* START DATA SECTION *

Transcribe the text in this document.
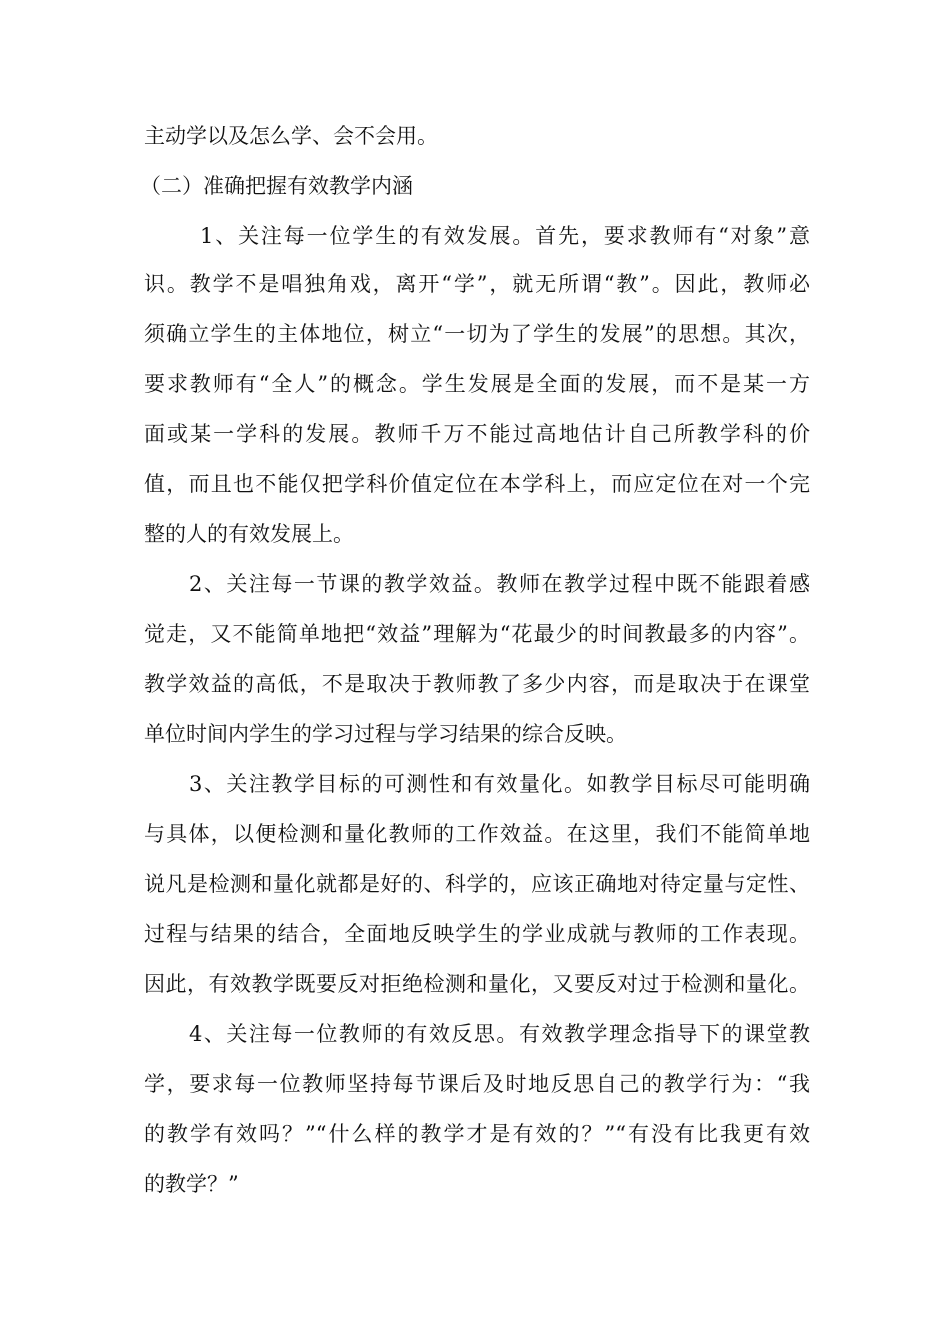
主动学以及怎么学、会不会用。
（二）准确把握有效教学内涵
1、关注每一位学生的有效发展。首先，要求教师有“对象”意
识。教学不是唱独角戏，离开“学”，就无所谓“教”。因此，教师必
须确立学生的主体地位，树立“一切为了学生的发展”的思想。其次，
要求教师有“全人”的概念。学生发展是全面的发展，而不是某一方
面或某一学科的发展。教师千万不能过高地估计自己所教学科的价
值，而且也不能仅把学科价值定位在本学科上，而应定位在对一个完
整的人的有效发展上。
2、关注每一节课的教学效益。教师在教学过程中既不能跟着感
觉走，又不能简单地把“效益”理解为“花最少的时间教最多的内容”。
教学效益的高低，不是取决于教师教了多少内容，而是取决于在课堂
单位时间内学生的学习过程与学习结果的综合反映。
3、关注教学目标的可测性和有效量化。如教学目标尽可能明确
与具体，以便检测和量化教师的工作效益。在这里，我们不能简单地
说凡是检测和量化就都是好的、科学的，应该正确地对待定量与定性、
过程与结果的结合，全面地反映学生的学业成就与教师的工作表现。
因此，有效教学既要反对拒绝检测和量化，又要反对过于检测和量化。
4、关注每一位教师的有效反思。有效教学理念指导下的课堂教
学，要求每一位教师坚持每节课后及时地反思自己的教学行为：“我
的教学有效吗？”“什么样的教学才是有效的？”“有没有比我更有效
的教学？”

* END DATA SECTION *

-- TASK TO COMPLETE --
All of the lines above should be retyped precisely, apart from the pictures.

-- ANSWER FOR THIS EXERCISE --
Transcribe the text in this document.
主动学以及怎么学、会不会用。
（二）准确把握有效教学内涵
1、关注每一位学生的有效发展。首先，要求教师有“对象”意
识。教学不是唱独角戏，离开“学”，就无所谓“教”。因此，教师必
须确立学生的主体地位，树立“一切为了学生的发展”的思想。其次，
要求教师有“全人”的概念。学生发展是全面的发展，而不是某一方
面或某一学科的发展。教师千万不能过高地估计自己所教学科的价
值，而且也不能仅把学科价值定位在本学科上，而应定位在对一个完
整的人的有效发展上。
2、关注每一节课的教学效益。教师在教学过程中既不能跟着感
觉走，又不能简单地把“效益”理解为“花最少的时间教最多的内容”。
教学效益的高低，不是取决于教师教了多少内容，而是取决于在课堂
单位时间内学生的学习过程与学习结果的综合反映。
3、关注教学目标的可测性和有效量化。如教学目标尽可能明确
与具体，以便检测和量化教师的工作效益。在这里，我们不能简单地
说凡是检测和量化就都是好的、科学的，应该正确地对待定量与定性、
过程与结果的结合，全面地反映学生的学业成就与教师的工作表现。
因此，有效教学既要反对拒绝检测和量化，又要反对过于检测和量化。
4、关注每一位教师的有效反思。有效教学理念指导下的课堂教
学，要求每一位教师坚持每节课后及时地反思自己的教学行为：“我
的教学有效吗？”“什么样的教学才是有效的？”“有没有比我更有效
的教学？”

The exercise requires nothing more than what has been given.